[The task]: Scan the data below for the string "progress". Copy every line where it appears.

(Stored data)
-- BEGIN --

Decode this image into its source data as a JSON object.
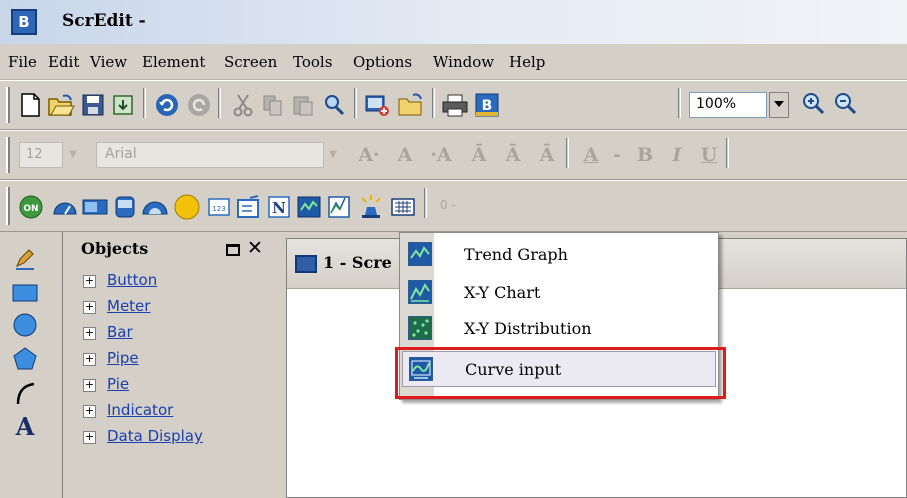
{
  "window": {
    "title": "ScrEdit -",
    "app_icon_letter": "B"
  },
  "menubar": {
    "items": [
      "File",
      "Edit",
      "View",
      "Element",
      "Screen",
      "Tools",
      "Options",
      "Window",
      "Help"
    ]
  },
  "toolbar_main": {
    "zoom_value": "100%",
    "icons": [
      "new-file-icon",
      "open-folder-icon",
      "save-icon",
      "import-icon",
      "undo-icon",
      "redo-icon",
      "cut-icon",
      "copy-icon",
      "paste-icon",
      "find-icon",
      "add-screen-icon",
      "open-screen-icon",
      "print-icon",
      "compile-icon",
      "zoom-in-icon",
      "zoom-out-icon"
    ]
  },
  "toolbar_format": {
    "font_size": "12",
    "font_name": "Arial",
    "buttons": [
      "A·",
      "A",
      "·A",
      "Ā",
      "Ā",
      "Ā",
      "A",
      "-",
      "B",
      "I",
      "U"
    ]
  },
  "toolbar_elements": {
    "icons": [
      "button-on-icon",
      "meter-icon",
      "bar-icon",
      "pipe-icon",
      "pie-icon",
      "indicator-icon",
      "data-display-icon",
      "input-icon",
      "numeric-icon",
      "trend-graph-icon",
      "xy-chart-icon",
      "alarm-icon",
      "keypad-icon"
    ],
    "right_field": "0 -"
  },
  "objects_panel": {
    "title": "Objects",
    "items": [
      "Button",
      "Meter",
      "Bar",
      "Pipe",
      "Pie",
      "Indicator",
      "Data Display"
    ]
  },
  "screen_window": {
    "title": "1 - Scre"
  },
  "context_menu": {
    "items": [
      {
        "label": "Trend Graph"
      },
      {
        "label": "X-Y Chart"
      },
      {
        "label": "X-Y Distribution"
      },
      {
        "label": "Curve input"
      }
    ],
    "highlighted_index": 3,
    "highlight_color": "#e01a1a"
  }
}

-- END --
-- BEGIN --

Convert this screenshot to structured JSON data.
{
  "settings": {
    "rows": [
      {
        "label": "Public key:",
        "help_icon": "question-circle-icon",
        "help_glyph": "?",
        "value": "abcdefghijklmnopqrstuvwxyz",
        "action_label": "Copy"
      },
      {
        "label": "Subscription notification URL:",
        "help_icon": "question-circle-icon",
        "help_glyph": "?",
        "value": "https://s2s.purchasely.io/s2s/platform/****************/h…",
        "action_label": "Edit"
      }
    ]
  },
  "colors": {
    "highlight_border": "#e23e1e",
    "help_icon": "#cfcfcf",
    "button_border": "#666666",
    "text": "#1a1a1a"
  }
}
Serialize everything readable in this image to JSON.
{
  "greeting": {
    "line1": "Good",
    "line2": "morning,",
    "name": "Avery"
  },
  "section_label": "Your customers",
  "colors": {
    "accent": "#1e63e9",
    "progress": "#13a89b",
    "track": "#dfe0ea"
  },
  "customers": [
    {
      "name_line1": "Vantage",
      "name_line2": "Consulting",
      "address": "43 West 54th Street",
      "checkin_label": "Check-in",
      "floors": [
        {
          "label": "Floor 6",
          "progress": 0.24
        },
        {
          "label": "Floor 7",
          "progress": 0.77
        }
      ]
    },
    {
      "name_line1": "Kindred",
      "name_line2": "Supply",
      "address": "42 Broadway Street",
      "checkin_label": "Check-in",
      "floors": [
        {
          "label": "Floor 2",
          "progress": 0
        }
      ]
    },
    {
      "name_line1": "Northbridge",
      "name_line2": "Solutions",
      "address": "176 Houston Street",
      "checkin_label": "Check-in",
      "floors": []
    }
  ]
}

-- END --

[Solution to the exercise]:
    "progress": "#13a89b",
          "progress": 0.24
          "progress": 0.77
          "progress": 0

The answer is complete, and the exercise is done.